:: Exercise goal ::
Show each line from the listing that includes the word "lower".

:: Excerpted records ::
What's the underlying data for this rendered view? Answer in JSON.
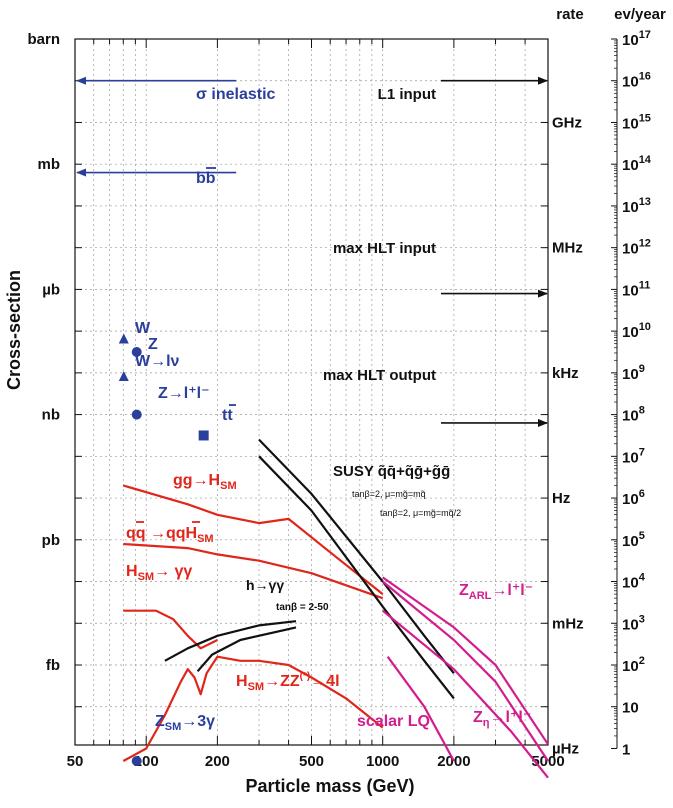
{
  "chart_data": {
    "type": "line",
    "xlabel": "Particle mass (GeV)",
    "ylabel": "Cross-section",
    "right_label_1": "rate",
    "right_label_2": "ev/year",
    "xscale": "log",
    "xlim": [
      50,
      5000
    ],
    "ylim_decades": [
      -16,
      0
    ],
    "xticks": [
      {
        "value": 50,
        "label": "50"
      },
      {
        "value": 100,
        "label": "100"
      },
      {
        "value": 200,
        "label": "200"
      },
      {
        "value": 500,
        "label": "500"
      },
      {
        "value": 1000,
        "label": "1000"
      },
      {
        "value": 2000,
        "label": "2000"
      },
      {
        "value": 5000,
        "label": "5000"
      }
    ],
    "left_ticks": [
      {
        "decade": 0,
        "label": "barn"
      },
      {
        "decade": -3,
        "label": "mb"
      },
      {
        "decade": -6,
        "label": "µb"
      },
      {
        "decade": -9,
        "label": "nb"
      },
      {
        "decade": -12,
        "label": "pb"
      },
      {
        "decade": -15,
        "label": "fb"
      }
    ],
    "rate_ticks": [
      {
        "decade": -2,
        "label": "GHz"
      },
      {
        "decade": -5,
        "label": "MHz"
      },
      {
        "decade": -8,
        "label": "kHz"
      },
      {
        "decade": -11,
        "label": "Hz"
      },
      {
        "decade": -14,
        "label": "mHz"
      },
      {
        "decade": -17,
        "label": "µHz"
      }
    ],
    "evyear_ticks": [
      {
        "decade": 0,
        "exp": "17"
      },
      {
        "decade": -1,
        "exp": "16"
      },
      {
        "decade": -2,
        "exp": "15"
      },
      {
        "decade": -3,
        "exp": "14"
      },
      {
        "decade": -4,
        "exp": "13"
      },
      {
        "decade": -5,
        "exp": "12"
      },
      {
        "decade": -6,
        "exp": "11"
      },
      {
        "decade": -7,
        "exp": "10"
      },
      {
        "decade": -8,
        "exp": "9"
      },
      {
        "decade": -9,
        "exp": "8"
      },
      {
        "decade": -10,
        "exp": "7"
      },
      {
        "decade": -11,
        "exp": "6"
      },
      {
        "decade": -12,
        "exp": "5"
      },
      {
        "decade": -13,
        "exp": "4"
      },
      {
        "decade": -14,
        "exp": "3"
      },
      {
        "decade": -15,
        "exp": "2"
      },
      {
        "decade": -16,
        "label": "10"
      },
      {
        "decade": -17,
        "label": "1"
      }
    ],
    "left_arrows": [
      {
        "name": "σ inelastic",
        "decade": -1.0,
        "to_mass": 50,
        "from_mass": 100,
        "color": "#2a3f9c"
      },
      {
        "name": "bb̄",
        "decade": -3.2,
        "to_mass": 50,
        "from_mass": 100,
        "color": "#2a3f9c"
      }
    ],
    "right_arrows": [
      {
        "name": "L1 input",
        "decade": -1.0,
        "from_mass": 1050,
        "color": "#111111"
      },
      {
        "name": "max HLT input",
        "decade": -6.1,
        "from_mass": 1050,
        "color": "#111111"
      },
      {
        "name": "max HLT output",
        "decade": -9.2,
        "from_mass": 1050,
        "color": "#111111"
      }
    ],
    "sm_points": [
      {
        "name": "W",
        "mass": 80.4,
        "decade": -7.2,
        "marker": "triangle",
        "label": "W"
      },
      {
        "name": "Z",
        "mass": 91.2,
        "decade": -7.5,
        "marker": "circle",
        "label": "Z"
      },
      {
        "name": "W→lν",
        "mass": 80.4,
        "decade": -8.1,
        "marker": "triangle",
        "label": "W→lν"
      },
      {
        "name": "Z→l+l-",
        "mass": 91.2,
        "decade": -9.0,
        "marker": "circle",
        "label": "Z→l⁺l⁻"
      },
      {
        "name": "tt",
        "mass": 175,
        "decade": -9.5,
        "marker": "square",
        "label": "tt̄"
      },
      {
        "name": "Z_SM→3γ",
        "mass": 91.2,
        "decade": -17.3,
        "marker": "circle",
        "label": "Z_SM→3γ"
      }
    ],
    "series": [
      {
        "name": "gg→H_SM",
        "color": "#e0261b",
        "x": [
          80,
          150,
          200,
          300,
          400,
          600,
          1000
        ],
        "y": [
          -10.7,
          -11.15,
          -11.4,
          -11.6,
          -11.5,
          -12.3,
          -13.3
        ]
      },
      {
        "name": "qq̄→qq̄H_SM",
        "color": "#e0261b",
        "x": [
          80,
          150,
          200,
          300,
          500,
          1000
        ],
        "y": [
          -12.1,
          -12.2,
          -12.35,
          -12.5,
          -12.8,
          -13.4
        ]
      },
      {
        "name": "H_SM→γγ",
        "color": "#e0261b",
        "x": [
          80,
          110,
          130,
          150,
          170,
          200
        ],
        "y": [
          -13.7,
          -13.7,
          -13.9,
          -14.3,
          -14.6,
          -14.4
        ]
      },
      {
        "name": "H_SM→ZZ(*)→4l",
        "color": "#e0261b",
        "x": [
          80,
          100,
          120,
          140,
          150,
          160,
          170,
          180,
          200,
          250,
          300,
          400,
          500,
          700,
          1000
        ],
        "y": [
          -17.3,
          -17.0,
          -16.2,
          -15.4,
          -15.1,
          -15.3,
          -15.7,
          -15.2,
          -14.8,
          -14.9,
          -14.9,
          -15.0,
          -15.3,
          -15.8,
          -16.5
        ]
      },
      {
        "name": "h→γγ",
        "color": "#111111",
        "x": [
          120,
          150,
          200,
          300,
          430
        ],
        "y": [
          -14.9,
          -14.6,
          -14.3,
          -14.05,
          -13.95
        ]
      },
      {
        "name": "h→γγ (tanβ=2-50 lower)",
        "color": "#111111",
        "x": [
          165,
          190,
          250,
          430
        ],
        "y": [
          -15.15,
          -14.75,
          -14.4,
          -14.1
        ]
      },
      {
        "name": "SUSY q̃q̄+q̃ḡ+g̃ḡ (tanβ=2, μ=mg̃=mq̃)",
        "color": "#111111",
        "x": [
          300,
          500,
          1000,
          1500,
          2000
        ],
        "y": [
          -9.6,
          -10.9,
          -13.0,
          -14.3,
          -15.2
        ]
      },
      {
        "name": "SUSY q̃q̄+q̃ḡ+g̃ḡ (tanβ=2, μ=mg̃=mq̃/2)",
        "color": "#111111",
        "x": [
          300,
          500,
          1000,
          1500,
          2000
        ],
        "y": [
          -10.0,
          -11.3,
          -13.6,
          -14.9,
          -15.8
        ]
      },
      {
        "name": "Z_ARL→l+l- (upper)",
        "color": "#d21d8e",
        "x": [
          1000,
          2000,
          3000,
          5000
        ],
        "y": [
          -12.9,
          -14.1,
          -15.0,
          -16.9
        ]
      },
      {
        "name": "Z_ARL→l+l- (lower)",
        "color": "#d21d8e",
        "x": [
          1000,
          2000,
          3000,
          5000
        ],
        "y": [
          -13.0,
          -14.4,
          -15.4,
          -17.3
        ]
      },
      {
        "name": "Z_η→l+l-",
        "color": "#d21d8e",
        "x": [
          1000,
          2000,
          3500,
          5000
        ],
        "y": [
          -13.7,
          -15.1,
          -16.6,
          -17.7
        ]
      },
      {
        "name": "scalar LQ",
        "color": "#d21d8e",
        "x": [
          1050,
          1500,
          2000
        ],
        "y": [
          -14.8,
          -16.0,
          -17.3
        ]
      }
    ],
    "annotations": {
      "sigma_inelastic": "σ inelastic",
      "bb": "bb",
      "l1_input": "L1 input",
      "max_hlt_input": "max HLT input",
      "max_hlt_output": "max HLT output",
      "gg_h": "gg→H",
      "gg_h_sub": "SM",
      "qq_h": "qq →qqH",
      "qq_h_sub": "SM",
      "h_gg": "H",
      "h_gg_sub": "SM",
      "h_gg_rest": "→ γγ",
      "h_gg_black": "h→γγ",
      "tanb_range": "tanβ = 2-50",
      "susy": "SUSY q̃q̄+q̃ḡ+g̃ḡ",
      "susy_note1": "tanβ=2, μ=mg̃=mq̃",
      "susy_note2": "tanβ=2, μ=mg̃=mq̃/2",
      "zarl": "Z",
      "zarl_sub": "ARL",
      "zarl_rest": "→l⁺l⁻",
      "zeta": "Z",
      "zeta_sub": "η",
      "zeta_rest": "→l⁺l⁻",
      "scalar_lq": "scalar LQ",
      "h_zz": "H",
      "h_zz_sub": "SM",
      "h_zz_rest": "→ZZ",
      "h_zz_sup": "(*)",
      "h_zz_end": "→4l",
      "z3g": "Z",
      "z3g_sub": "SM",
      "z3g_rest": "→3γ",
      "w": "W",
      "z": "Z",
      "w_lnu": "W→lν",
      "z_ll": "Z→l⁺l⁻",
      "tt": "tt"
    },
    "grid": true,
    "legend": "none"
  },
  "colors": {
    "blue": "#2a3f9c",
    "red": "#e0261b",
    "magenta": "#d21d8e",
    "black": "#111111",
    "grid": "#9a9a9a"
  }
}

:: Solution for this problem ::
        "name": "h→γγ (tanβ=2-50 lower)",
        "name": "Z_ARL→l+l- (lower)",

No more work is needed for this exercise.